- **CHALLENGE A**
Can you rename "plot-area" to "drawing-area" in the rows, starting at the first row and going on through the line with "list UI elements", and give those lines back with the pictures left out?

- **PASSAGE**
The definition of a retail tenancy dispute as meaning “any dispute under or about a retail shop lease dispute…” should be given its plain meaning according to the text, the context in which it is found and the object of the [RSL Act]. A retail tenancy dispute is not confined to a dispute under a lease. The dispute may be one “about” a lease. “About” given its ordinary definition means “on the subject of” or “concerning”, “with reference to” or “with regard to”.

  1. [34]
    The Tribunal went on to say that the connection between the dispute and the lease must ‘necessarily be a close one’.[19]
  2. [35]
    The sub-lease is the only document executed by the parties which purports to record the terms of their agreement or agreements and is consistent with the terms of the Nagel letter.
  3. [36]
    Clause 5 of the sub-lease provides ‘the additional clauses (if any) set out in the second appendix apply to this sub-lease’.
  4. [37]
    The second appendix to the sub-lease contains 13 clauses. Relevantly these provide:
    1. (a)
      Mozart grants Yojo a licence during the term of the sub-lease to use the goodwill, plant and equipment of the business for a licence fee of $1000 per week;[20]
    2. (b)
      The licence is for a period of 3 years commencing on 2 February 2015 or until termination or expiration of the head lease;[21]
    3. (c)
      Yojo is to pay a deposit of $30,000 to be applied to the purposes hereafter set out;[22]
    4. (d)
      Mozart grants Yojo an option to purchase the business for $130,000 on specified terms including that Yojo have ‘approval in writing of the landlord to the assignment of the head lease’ to Yojo;[23]
    5. (e)
      If the turnover of the business falls below $300,000 per annum (excluding GST) Mozart can terminate the licence and retain ‘as pre-estimated damages the deposit of $30,000’;[24]
    6. (f)

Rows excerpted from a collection
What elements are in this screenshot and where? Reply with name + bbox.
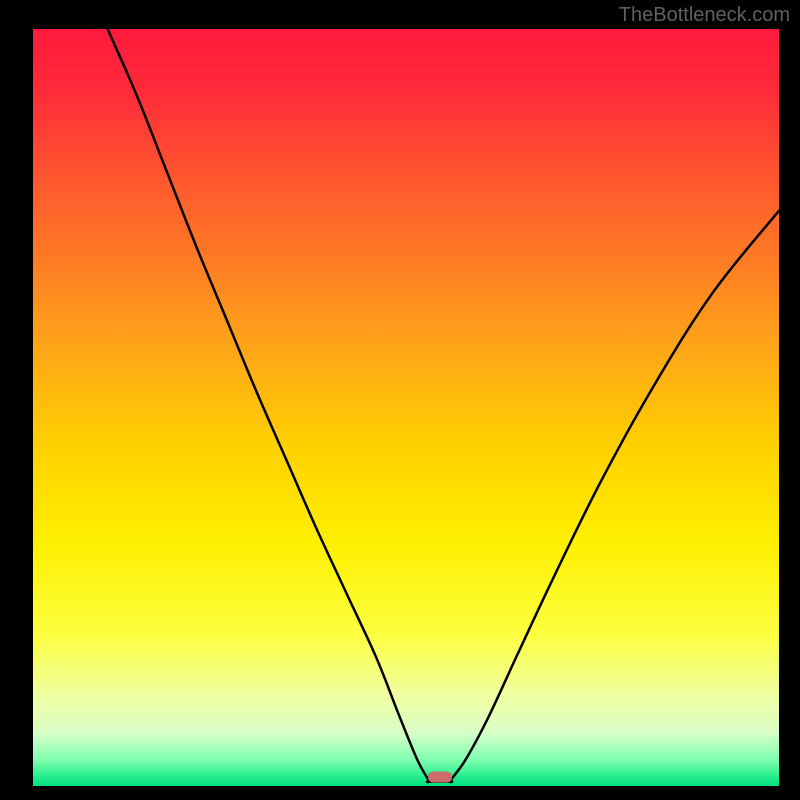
optimum-marker	[428, 771, 452, 782]
gradient-background	[33, 29, 779, 786]
chart-container: TheBottleneck.com	[0, 0, 800, 800]
watermark-text: TheBottleneck.com	[619, 4, 790, 27]
plot-area	[33, 29, 779, 786]
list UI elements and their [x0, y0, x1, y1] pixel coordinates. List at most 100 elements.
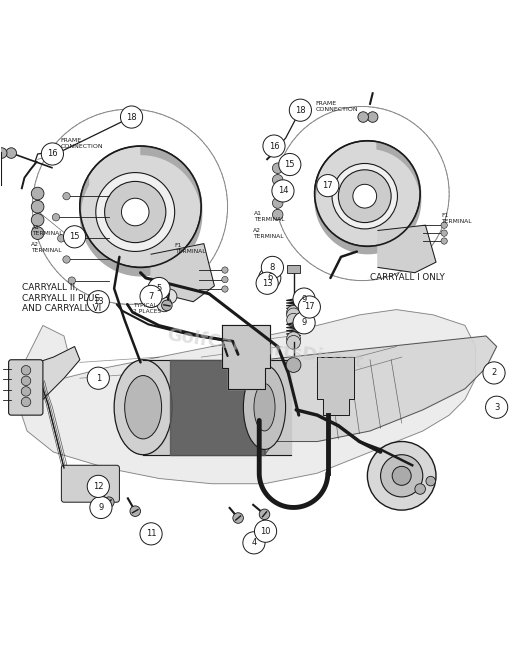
Circle shape	[233, 513, 243, 523]
Circle shape	[286, 358, 301, 372]
Circle shape	[293, 312, 315, 334]
Circle shape	[21, 397, 31, 407]
Polygon shape	[169, 360, 264, 455]
Circle shape	[287, 308, 300, 322]
Text: 9: 9	[302, 294, 307, 304]
Polygon shape	[143, 360, 291, 455]
Circle shape	[293, 288, 315, 310]
Circle shape	[272, 175, 283, 185]
Circle shape	[254, 520, 277, 542]
Circle shape	[58, 235, 65, 242]
Text: 17: 17	[323, 181, 333, 190]
Circle shape	[63, 192, 70, 200]
Text: 14: 14	[278, 186, 288, 196]
Circle shape	[289, 99, 312, 121]
Text: CARRYALL II,
CARRYALL II PLUS
AND CARRYALL VI: CARRYALL II, CARRYALL II PLUS AND CARRYA…	[22, 283, 101, 313]
Circle shape	[157, 297, 171, 312]
Circle shape	[367, 442, 436, 510]
Circle shape	[256, 272, 278, 294]
Text: FRAME
CONNECTION: FRAME CONNECTION	[60, 138, 103, 149]
Polygon shape	[317, 357, 354, 415]
Circle shape	[222, 267, 228, 274]
Circle shape	[287, 335, 300, 349]
Circle shape	[358, 112, 368, 122]
Text: 18: 18	[126, 112, 137, 122]
Text: 8: 8	[270, 263, 275, 272]
Circle shape	[483, 362, 505, 384]
Circle shape	[105, 181, 166, 243]
Circle shape	[87, 367, 110, 389]
Circle shape	[259, 509, 270, 519]
Circle shape	[380, 455, 423, 497]
Circle shape	[243, 532, 265, 554]
Text: 2: 2	[491, 368, 497, 378]
Circle shape	[52, 214, 60, 221]
Text: A2
TERMINAL: A2 TERMINAL	[253, 228, 284, 239]
Circle shape	[68, 277, 76, 284]
Circle shape	[272, 186, 283, 197]
Circle shape	[287, 305, 300, 319]
Circle shape	[261, 256, 284, 278]
Circle shape	[441, 238, 448, 244]
Circle shape	[148, 278, 170, 300]
Text: 9: 9	[302, 319, 307, 327]
Text: FRAME
CONNECTION: FRAME CONNECTION	[316, 101, 358, 112]
Text: A1
TERMINAL: A1 TERMINAL	[32, 225, 63, 236]
Text: 15: 15	[69, 233, 80, 241]
Circle shape	[272, 163, 283, 173]
Circle shape	[21, 376, 31, 386]
FancyBboxPatch shape	[268, 270, 277, 276]
Circle shape	[263, 135, 285, 157]
Circle shape	[222, 276, 228, 283]
Circle shape	[80, 146, 201, 267]
Circle shape	[151, 290, 162, 300]
Circle shape	[392, 466, 411, 485]
Circle shape	[21, 366, 31, 375]
Text: 3: 3	[494, 403, 499, 412]
FancyBboxPatch shape	[287, 265, 300, 273]
Ellipse shape	[243, 365, 286, 450]
Text: 15: 15	[285, 160, 295, 169]
Circle shape	[6, 148, 16, 159]
Circle shape	[222, 286, 228, 292]
Circle shape	[104, 497, 114, 507]
Text: F1
TERMINAL: F1 TERMINAL	[441, 214, 472, 224]
Polygon shape	[22, 347, 80, 410]
Circle shape	[31, 214, 44, 226]
Circle shape	[87, 290, 110, 312]
Circle shape	[287, 332, 300, 345]
Text: GolfCartPartsDirect: GolfCartPartsDirect	[165, 327, 364, 372]
Text: 18: 18	[295, 106, 306, 115]
Circle shape	[315, 140, 420, 247]
Text: 17: 17	[304, 302, 315, 312]
Text: TYPICAL
2 PLACES: TYPICAL 2 PLACES	[133, 303, 161, 314]
Circle shape	[122, 198, 149, 226]
FancyBboxPatch shape	[61, 465, 120, 502]
Circle shape	[272, 198, 283, 208]
Circle shape	[162, 300, 172, 310]
Circle shape	[298, 296, 321, 318]
Text: 7: 7	[148, 292, 154, 301]
Circle shape	[31, 226, 44, 239]
Circle shape	[63, 226, 86, 248]
Ellipse shape	[125, 376, 162, 439]
Circle shape	[339, 170, 391, 222]
Circle shape	[31, 187, 44, 200]
Circle shape	[90, 497, 112, 519]
Polygon shape	[222, 325, 270, 389]
Circle shape	[353, 184, 377, 208]
Text: 16: 16	[269, 142, 279, 151]
Circle shape	[441, 230, 448, 237]
Circle shape	[41, 143, 63, 165]
Circle shape	[272, 180, 294, 202]
Circle shape	[0, 148, 7, 159]
Polygon shape	[16, 310, 476, 484]
Text: 5: 5	[157, 284, 161, 293]
Circle shape	[130, 506, 141, 517]
Circle shape	[317, 175, 339, 197]
Circle shape	[154, 289, 169, 304]
Circle shape	[63, 256, 70, 263]
Text: 6: 6	[267, 274, 272, 282]
Circle shape	[87, 475, 110, 497]
Text: F1
TERMINAL: F1 TERMINAL	[175, 243, 205, 255]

- **CHALLENGE B**
Would you return the passage on the retail tenancy dispute word for word, starting with "The definition of" and going on through "the Nagel letter."?

- **FINAL RESULT A**
What elements are in this screenshot and where? Reply with name + bbox.
optimum-marker	[428, 771, 452, 782]
gradient-background	[33, 29, 779, 786]
chart-container: TheBottleneck.com	[0, 0, 800, 800]
watermark-text: TheBottleneck.com	[619, 4, 790, 27]
drawing-area	[33, 29, 779, 786]
list UI elements and their [x0, y0, x1, y1] pixel coordinates. List at most 100 elements.

- **FINAL RESULT B**
The definition of a retail tenancy dispute as meaning “any dispute under or about a retail shop lease dispute…” should be given its plain meaning according to the text, the context in which it is found and the object of the [RSL Act]. A retail tenancy dispute is not confined to a dispute under a lease. The dispute may be one “about” a lease. “About” given its ordinary definition means “on the subject of” or “concerning”, “with reference to” or “with regard to”.

  1. [34]
    The Tribunal went on to say that the connection between the dispute and the lease must ‘necessarily be a close one’.[19]
  2. [35]
    The sub-lease is the only document executed by the parties which purports to record the terms of their agreement or agreements and is consistent with the terms of the Nagel letter.